**What is asked**
Pull out every line containing the string "messages".

--*--

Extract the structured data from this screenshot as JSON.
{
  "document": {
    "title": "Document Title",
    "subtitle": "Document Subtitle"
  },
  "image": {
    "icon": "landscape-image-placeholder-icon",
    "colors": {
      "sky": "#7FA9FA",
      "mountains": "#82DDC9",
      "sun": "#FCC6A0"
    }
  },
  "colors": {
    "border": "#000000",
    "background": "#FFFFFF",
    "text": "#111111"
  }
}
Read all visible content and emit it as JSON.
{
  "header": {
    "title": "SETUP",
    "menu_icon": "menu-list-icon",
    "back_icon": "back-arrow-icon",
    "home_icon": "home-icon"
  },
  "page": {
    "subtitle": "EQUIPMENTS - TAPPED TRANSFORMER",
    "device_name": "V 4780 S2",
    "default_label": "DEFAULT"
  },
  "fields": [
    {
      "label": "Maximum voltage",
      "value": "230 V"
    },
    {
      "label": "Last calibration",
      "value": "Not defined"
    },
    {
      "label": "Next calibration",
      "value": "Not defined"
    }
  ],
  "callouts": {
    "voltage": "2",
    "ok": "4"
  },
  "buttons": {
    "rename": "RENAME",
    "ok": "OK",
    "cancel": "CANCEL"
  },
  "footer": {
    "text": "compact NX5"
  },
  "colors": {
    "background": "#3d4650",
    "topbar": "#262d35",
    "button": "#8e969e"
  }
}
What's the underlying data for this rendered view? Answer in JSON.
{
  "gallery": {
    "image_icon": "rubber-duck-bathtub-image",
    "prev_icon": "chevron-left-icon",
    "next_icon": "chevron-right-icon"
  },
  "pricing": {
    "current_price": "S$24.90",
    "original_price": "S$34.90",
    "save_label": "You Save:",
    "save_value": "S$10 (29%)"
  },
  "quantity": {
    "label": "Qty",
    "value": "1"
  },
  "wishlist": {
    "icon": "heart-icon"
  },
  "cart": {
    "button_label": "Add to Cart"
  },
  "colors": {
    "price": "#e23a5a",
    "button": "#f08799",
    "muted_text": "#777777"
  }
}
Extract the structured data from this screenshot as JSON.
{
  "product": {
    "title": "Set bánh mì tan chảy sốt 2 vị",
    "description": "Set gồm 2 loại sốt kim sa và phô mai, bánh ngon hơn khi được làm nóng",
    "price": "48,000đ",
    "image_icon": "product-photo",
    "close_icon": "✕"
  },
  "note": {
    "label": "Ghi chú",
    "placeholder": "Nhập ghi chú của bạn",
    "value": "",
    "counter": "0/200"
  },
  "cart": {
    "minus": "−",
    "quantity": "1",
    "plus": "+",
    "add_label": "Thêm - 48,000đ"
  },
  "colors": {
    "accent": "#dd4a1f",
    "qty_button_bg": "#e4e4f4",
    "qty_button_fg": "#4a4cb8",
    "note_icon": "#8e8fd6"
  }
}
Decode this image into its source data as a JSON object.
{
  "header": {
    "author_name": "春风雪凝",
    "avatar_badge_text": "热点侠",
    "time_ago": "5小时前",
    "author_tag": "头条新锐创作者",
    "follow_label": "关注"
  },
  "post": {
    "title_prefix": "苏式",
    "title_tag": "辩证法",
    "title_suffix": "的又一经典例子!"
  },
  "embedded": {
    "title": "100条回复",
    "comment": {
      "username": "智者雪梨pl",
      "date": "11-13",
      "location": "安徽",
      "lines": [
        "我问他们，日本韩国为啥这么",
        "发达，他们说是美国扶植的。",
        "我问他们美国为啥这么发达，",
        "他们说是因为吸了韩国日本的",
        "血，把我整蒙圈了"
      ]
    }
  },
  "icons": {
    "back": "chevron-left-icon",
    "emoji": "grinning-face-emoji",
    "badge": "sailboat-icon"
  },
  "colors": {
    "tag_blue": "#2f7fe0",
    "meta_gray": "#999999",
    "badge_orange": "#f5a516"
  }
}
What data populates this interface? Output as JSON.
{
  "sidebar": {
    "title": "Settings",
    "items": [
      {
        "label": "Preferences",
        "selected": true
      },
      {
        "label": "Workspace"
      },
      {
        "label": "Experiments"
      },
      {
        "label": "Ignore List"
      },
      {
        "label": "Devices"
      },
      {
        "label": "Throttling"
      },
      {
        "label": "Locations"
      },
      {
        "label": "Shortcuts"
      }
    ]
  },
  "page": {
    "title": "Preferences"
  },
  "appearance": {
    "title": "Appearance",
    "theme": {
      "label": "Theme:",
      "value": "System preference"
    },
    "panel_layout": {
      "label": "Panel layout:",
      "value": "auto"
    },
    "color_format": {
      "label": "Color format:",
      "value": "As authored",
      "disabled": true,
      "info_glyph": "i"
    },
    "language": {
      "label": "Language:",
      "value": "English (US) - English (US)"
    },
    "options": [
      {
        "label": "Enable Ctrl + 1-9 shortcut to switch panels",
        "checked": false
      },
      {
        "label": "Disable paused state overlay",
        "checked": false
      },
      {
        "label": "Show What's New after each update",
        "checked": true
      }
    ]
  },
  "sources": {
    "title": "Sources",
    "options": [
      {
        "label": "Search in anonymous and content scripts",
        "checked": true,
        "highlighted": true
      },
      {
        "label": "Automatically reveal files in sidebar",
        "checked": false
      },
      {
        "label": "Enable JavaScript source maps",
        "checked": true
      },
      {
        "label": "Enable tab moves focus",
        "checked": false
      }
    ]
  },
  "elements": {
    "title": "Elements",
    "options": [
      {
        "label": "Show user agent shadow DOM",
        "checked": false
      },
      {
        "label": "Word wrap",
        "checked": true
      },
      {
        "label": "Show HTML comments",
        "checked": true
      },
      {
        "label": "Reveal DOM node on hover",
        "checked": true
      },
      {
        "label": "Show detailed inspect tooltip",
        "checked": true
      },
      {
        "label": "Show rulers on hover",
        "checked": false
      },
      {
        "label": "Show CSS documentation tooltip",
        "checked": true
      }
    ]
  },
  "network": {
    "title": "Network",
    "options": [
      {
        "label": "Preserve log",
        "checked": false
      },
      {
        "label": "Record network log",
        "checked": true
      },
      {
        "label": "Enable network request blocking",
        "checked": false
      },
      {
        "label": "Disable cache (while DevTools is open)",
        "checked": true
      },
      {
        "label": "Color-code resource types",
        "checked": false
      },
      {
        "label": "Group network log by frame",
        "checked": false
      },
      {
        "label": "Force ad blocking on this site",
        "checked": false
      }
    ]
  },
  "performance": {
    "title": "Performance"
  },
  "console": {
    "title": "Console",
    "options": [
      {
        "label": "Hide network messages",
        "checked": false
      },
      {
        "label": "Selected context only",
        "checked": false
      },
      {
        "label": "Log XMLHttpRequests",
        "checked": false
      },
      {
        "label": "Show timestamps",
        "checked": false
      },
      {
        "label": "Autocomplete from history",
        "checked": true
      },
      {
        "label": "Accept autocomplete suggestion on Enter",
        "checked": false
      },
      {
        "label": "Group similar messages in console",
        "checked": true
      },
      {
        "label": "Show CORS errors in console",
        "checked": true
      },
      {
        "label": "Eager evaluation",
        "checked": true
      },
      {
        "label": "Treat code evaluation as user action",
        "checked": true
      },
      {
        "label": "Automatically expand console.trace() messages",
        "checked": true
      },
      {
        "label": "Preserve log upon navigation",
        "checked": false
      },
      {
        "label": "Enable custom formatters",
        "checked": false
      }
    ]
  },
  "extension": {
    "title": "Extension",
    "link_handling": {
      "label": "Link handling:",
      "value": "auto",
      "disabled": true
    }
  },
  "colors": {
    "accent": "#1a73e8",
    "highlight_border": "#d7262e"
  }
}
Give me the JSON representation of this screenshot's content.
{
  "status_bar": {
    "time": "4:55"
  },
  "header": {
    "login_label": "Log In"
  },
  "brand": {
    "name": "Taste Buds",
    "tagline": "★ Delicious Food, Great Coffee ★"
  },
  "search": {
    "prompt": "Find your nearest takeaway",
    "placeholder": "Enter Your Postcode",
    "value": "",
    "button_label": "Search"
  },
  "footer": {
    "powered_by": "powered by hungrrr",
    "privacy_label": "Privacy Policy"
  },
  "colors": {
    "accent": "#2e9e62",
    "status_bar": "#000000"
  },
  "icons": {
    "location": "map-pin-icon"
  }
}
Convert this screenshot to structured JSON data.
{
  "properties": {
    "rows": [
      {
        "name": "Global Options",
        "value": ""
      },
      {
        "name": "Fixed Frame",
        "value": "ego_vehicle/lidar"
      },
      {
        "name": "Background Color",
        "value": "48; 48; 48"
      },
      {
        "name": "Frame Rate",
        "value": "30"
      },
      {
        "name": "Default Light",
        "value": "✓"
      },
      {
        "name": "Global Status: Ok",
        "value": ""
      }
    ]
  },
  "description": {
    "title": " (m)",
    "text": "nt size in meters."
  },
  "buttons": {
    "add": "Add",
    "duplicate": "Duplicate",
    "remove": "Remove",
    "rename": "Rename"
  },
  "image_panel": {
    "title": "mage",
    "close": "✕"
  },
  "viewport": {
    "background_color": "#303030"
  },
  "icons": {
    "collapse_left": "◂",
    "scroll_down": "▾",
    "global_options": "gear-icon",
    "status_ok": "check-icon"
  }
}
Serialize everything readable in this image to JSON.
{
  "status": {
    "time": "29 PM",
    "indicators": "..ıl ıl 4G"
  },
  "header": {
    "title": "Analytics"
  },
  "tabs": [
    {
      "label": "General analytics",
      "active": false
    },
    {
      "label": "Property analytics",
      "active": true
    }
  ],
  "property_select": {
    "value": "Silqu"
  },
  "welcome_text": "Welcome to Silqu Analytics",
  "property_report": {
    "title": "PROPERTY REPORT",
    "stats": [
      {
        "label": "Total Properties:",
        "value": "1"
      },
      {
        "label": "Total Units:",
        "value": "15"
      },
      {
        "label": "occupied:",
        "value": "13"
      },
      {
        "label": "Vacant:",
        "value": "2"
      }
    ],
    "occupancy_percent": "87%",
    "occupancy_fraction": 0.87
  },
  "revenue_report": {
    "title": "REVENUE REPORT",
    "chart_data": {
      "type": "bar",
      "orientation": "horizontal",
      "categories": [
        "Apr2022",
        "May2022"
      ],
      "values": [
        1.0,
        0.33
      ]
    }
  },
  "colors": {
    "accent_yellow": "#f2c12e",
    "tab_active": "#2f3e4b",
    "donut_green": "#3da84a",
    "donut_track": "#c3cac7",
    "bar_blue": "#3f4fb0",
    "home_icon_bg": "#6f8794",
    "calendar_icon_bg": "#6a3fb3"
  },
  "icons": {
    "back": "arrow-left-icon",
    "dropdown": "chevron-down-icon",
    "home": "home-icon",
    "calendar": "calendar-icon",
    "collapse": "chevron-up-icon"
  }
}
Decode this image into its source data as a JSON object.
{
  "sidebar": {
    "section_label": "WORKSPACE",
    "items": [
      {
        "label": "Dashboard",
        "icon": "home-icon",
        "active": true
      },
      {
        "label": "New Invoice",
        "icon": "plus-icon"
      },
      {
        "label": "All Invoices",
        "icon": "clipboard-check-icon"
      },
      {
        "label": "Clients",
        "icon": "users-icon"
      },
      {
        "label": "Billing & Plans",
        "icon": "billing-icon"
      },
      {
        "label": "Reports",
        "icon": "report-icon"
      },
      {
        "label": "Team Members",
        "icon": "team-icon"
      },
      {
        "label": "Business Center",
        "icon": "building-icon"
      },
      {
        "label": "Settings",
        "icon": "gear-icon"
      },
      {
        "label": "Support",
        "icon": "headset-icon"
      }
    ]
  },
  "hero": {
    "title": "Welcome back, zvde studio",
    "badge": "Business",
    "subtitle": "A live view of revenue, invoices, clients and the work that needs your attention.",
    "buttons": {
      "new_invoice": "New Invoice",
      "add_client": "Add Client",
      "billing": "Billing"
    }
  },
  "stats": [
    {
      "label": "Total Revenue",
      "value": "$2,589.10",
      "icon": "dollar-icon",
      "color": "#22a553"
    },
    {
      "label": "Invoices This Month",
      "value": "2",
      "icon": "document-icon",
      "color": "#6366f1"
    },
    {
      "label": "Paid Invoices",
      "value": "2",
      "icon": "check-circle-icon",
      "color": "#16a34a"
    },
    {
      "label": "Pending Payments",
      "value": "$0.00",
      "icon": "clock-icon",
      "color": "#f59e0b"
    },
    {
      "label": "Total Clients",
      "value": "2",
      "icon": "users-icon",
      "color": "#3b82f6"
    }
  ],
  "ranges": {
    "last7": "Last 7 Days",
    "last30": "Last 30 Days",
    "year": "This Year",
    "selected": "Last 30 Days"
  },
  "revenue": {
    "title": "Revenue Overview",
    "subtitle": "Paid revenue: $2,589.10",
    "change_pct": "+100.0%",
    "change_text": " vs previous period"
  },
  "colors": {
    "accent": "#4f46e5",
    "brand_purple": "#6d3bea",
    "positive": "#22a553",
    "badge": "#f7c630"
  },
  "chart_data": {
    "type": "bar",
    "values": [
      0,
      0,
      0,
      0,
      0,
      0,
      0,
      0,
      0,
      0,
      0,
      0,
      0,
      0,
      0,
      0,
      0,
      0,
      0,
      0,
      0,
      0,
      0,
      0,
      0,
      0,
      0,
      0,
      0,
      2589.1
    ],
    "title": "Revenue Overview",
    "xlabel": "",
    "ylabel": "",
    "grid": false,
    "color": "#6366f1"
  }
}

--*--

**Written solution**
        "label": "Hide network messages",
        "label": "Group similar messages in console",
        "label": "Automatically expand console.trace() messages",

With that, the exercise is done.